* TASK DETAILS *
Return, word for word, only the lines from the one containing "Output a JSON" through the last line of the entries.

## Start DATASET ROWS

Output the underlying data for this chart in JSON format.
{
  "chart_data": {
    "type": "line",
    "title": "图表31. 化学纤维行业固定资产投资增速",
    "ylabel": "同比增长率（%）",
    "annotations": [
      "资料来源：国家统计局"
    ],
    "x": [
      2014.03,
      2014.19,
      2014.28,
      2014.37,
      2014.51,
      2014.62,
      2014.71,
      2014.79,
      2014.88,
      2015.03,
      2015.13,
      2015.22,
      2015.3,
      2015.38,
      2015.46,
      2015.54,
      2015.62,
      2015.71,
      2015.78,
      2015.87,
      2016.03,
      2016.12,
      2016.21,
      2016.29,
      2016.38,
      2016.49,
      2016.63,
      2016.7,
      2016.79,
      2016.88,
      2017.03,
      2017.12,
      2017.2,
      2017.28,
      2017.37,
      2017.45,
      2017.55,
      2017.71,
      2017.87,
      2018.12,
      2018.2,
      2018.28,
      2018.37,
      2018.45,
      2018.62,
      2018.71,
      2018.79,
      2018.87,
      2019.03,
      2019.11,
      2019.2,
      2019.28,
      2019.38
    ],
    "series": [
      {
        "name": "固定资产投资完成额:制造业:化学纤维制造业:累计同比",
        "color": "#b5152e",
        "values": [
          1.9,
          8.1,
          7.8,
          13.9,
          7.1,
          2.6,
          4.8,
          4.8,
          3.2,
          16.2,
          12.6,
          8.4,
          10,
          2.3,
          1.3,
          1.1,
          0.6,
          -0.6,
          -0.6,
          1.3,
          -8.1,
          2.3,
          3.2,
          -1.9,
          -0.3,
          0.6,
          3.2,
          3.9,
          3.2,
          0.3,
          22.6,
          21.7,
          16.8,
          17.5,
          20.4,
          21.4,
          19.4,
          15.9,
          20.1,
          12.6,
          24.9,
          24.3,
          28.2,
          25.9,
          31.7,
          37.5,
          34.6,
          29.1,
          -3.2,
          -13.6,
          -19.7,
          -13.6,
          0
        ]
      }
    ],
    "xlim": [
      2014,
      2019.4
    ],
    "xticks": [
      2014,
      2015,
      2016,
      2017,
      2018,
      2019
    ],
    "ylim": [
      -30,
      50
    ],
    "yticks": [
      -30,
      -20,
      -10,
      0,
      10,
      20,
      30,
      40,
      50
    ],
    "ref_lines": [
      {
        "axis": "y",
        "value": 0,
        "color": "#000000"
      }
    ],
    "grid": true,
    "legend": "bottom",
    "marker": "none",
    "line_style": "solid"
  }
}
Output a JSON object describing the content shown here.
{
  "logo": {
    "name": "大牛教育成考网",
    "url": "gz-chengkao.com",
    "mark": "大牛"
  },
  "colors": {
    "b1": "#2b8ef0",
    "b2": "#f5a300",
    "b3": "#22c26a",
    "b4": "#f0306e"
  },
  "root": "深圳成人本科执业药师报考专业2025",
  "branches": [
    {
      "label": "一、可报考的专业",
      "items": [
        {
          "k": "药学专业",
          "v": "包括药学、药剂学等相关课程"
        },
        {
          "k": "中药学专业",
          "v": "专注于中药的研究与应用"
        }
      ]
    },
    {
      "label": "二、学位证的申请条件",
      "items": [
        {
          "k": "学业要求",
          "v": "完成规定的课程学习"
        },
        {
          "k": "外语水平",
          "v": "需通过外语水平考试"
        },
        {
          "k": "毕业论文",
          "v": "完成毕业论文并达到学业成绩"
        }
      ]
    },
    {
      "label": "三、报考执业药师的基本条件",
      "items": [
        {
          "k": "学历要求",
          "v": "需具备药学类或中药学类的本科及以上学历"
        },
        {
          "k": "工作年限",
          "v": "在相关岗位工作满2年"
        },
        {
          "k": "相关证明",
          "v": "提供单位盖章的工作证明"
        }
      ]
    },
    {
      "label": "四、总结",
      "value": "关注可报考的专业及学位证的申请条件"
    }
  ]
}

## End DATASET ROWS

* SOLUTION *
Output a JSON object describing the content shown here.
{
  "logo": {
    "name": "大牛教育成考网",
    "url": "gz-chengkao.com",
    "mark": "大牛"
  },
  "colors": {
    "b1": "#2b8ef0",
    "b2": "#f5a300",
    "b3": "#22c26a",
    "b4": "#f0306e"
  },
  "root": "深圳成人本科执业药师报考专业2025",
  "branches": [
    {
      "label": "一、可报考的专业",
      "items": [
        {
          "k": "药学专业",
          "v": "包括药学、药剂学等相关课程"
        },
        {
          "k": "中药学专业",
          "v": "专注于中药的研究与应用"
        }
      ]
    },
    {
      "label": "二、学位证的申请条件",
      "items": [
        {
          "k": "学业要求",
          "v": "完成规定的课程学习"
        },
        {
          "k": "外语水平",
          "v": "需通过外语水平考试"
        },
        {
          "k": "毕业论文",
          "v": "完成毕业论文并达到学业成绩"
        }
      ]
    },
    {
      "label": "三、报考执业药师的基本条件",
      "items": [
        {
          "k": "学历要求",
          "v": "需具备药学类或中药学类的本科及以上学历"
        },
        {
          "k": "工作年限",
          "v": "在相关岗位工作满2年"
        },
        {
          "k": "相关证明",
          "v": "提供单位盖章的工作证明"
        }
      ]
    },
    {
      "label": "四、总结",
      "value": "关注可报考的专业及学位证的申请条件"
    }
  ]
}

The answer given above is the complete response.